Stored data
_ _ _

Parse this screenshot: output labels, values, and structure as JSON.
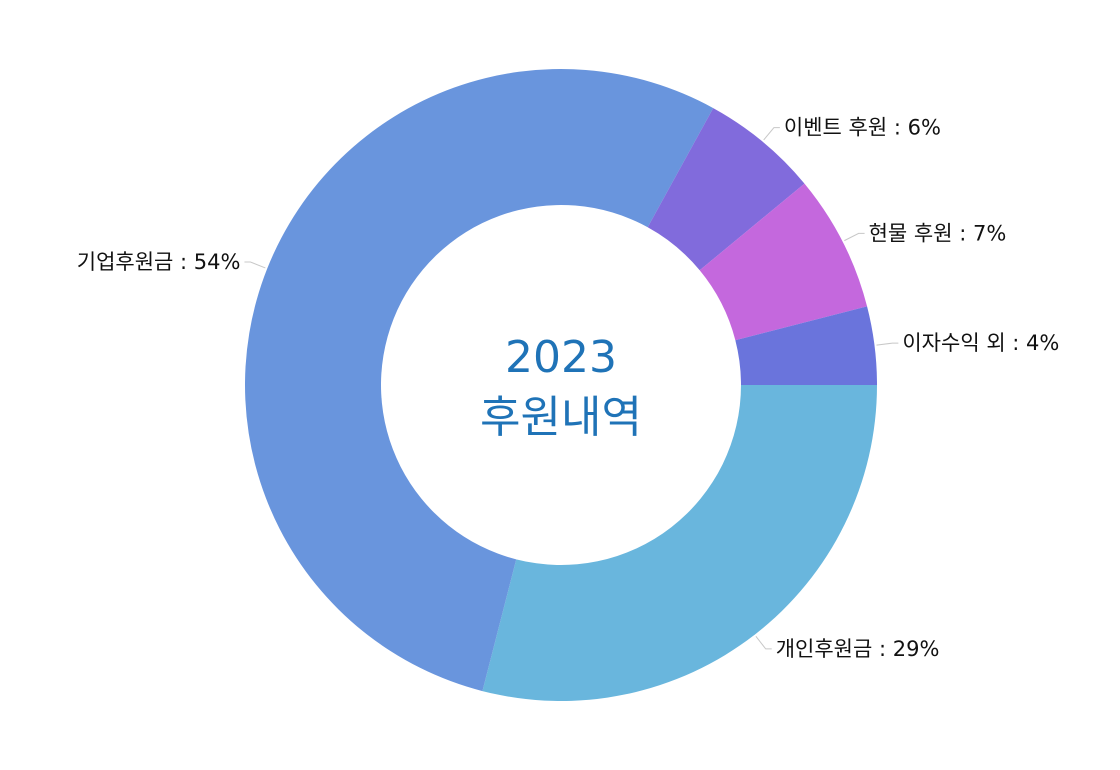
{
  "chart_data": {
    "type": "pie",
    "donut": true,
    "center_title": "2023",
    "center_subtitle": "후원내역",
    "start_angle_deg": 90,
    "direction": "clockwise-from-right",
    "slices": [
      {
        "label": "개인후원금 : 29%",
        "value": 29,
        "color": "#69b6dd"
      },
      {
        "label": "기업후원금 : 54%",
        "value": 54,
        "color": "#6995dd"
      },
      {
        "label": "이벤트 후원 : 6%",
        "value": 6,
        "color": "#816bdc"
      },
      {
        "label": "현물 후원 : 7%",
        "value": 7,
        "color": "#c468dd"
      },
      {
        "label": "이자수익 외 : 4%",
        "value": 4,
        "color": "#6a74dc"
      }
    ],
    "colors": {
      "center_text": "#1f73b7",
      "label_text": "#111111",
      "leader_line": "#c8c8c8"
    }
  }
}
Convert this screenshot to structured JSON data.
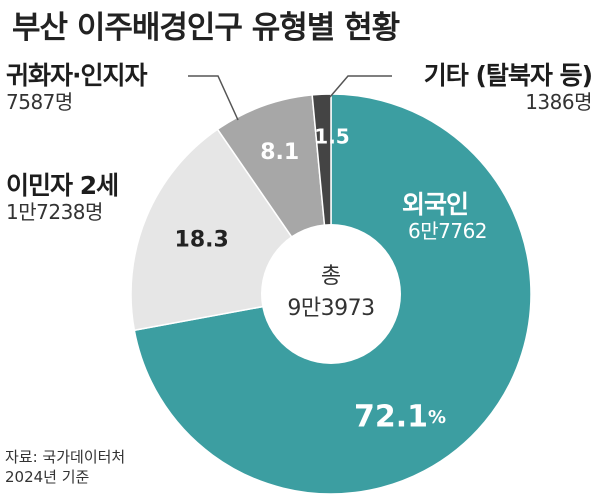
{
  "title": "부산 이주배경인구 유형별 현황",
  "chart_data": {
    "type": "pie",
    "donut": true,
    "title": "부산 이주배경인구 유형별 현황",
    "total_label": "총",
    "total_value": "9만3973",
    "categories": [
      "외국인",
      "이민자 2세",
      "귀화자·인지자",
      "기타 (탈북자 등)"
    ],
    "values": [
      72.1,
      18.3,
      8.1,
      1.5
    ],
    "value_labels": [
      "72.1",
      "18.3",
      "8.1",
      "1.5"
    ],
    "percent_sign": "%",
    "counts": [
      "6만7762",
      "1만7238명",
      "7587명",
      "1386명"
    ],
    "colors": [
      "#3c9ea1",
      "#e6e6e6",
      "#a7a7a7",
      "#444444"
    ]
  },
  "source": {
    "line1": "자료: 국가데이터처",
    "line2": "2024년 기준"
  }
}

_ _ _

(OBJECTIVE): Write out all the records again, exactly, minus any pictures.

(COMPLETED EXERCISE):
Parse this screenshot: output labels, values, and structure as JSON.
{
  "chart_data": {
    "type": "pie",
    "donut": true,
    "center_title": "2023",
    "center_subtitle": "후원내역",
    "start_angle_deg": 90,
    "direction": "clockwise-from-right",
    "slices": [
      {
        "label": "개인후원금 : 29%",
        "value": 29,
        "color": "#69b6dd"
      },
      {
        "label": "기업후원금 : 54%",
        "value": 54,
        "color": "#6995dd"
      },
      {
        "label": "이벤트 후원 : 6%",
        "value": 6,
        "color": "#816bdc"
      },
      {
        "label": "현물 후원 : 7%",
        "value": 7,
        "color": "#c468dd"
      },
      {
        "label": "이자수익 외 : 4%",
        "value": 4,
        "color": "#6a74dc"
      }
    ],
    "colors": {
      "center_text": "#1f73b7",
      "label_text": "#111111",
      "leader_line": "#c8c8c8"
    }
  }
}
Convert this screenshot to structured JSON data.
{
  "title": "부산 이주배경인구 유형별 현황",
  "chart_data": {
    "type": "pie",
    "donut": true,
    "title": "부산 이주배경인구 유형별 현황",
    "total_label": "총",
    "total_value": "9만3973",
    "categories": [
      "외국인",
      "이민자 2세",
      "귀화자·인지자",
      "기타 (탈북자 등)"
    ],
    "values": [
      72.1,
      18.3,
      8.1,
      1.5
    ],
    "value_labels": [
      "72.1",
      "18.3",
      "8.1",
      "1.5"
    ],
    "percent_sign": "%",
    "counts": [
      "6만7762",
      "1만7238명",
      "7587명",
      "1386명"
    ],
    "colors": [
      "#3c9ea1",
      "#e6e6e6",
      "#a7a7a7",
      "#444444"
    ]
  },
  "source": {
    "line1": "자료: 국가데이터처",
    "line2": "2024년 기준"
  }
}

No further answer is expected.